#### THE EXERCISE
Could you give the data below again, exactly and completely?

****************************************

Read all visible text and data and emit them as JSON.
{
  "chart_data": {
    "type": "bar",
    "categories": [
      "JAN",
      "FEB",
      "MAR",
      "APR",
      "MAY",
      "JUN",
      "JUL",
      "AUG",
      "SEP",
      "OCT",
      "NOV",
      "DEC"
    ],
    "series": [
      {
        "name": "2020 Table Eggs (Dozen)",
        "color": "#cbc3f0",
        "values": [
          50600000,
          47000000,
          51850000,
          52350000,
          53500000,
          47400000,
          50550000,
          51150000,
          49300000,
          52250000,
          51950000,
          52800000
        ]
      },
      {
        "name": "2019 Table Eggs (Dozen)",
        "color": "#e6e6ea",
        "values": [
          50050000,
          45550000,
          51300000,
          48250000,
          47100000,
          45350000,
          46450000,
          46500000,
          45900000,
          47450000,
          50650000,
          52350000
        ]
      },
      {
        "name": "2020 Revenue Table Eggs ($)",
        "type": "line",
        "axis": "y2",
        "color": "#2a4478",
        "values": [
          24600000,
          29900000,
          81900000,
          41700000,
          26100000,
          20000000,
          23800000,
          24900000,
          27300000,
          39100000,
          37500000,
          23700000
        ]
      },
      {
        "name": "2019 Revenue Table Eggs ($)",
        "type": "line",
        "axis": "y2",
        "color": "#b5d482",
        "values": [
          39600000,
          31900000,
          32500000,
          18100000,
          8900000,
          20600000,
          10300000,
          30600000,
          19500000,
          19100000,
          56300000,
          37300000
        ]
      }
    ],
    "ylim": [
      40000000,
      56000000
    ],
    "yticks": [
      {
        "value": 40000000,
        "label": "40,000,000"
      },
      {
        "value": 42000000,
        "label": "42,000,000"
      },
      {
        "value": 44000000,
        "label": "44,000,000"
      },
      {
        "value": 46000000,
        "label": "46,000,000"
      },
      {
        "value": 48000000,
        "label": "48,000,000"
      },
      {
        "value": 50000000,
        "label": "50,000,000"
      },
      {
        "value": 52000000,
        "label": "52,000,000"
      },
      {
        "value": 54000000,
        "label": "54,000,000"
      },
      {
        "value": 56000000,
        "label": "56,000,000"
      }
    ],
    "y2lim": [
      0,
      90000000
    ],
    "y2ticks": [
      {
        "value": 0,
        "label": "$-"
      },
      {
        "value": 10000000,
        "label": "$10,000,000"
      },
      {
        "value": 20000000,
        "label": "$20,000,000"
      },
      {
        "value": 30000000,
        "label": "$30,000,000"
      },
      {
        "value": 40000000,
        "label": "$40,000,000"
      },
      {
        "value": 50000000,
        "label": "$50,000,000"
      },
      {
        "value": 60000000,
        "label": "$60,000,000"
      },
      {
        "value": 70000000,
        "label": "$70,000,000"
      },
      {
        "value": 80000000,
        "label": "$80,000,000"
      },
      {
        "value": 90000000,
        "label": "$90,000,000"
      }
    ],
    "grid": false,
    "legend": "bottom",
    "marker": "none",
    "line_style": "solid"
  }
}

****************************************

#### REPLY
Read all visible text and data and emit them as JSON.
{
  "chart_data": {
    "type": "bar",
    "categories": [
      "JAN",
      "FEB",
      "MAR",
      "APR",
      "MAY",
      "JUN",
      "JUL",
      "AUG",
      "SEP",
      "OCT",
      "NOV",
      "DEC"
    ],
    "series": [
      {
        "name": "2020 Table Eggs (Dozen)",
        "color": "#cbc3f0",
        "values": [
          50600000,
          47000000,
          51850000,
          52350000,
          53500000,
          47400000,
          50550000,
          51150000,
          49300000,
          52250000,
          51950000,
          52800000
        ]
      },
      {
        "name": "2019 Table Eggs (Dozen)",
        "color": "#e6e6ea",
        "values": [
          50050000,
          45550000,
          51300000,
          48250000,
          47100000,
          45350000,
          46450000,
          46500000,
          45900000,
          47450000,
          50650000,
          52350000
        ]
      },
      {
        "name": "2020 Revenue Table Eggs ($)",
        "type": "line",
        "axis": "y2",
        "color": "#2a4478",
        "values": [
          24600000,
          29900000,
          81900000,
          41700000,
          26100000,
          20000000,
          23800000,
          24900000,
          27300000,
          39100000,
          37500000,
          23700000
        ]
      },
      {
        "name": "2019 Revenue Table Eggs ($)",
        "type": "line",
        "axis": "y2",
        "color": "#b5d482",
        "values": [
          39600000,
          31900000,
          32500000,
          18100000,
          8900000,
          20600000,
          10300000,
          30600000,
          19500000,
          19100000,
          56300000,
          37300000
        ]
      }
    ],
    "ylim": [
      40000000,
      56000000
    ],
    "yticks": [
      {
        "value": 40000000,
        "label": "40,000,000"
      },
      {
        "value": 42000000,
        "label": "42,000,000"
      },
      {
        "value": 44000000,
        "label": "44,000,000"
      },
      {
        "value": 46000000,
        "label": "46,000,000"
      },
      {
        "value": 48000000,
        "label": "48,000,000"
      },
      {
        "value": 50000000,
        "label": "50,000,000"
      },
      {
        "value": 52000000,
        "label": "52,000,000"
      },
      {
        "value": 54000000,
        "label": "54,000,000"
      },
      {
        "value": 56000000,
        "label": "56,000,000"
      }
    ],
    "y2lim": [
      0,
      90000000
    ],
    "y2ticks": [
      {
        "value": 0,
        "label": "$-"
      },
      {
        "value": 10000000,
        "label": "$10,000,000"
      },
      {
        "value": 20000000,
        "label": "$20,000,000"
      },
      {
        "value": 30000000,
        "label": "$30,000,000"
      },
      {
        "value": 40000000,
        "label": "$40,000,000"
      },
      {
        "value": 50000000,
        "label": "$50,000,000"
      },
      {
        "value": 60000000,
        "label": "$60,000,000"
      },
      {
        "value": 70000000,
        "label": "$70,000,000"
      },
      {
        "value": 80000000,
        "label": "$80,000,000"
      },
      {
        "value": 90000000,
        "label": "$90,000,000"
      }
    ],
    "grid": false,
    "legend": "bottom",
    "marker": "none",
    "line_style": "solid"
  }
}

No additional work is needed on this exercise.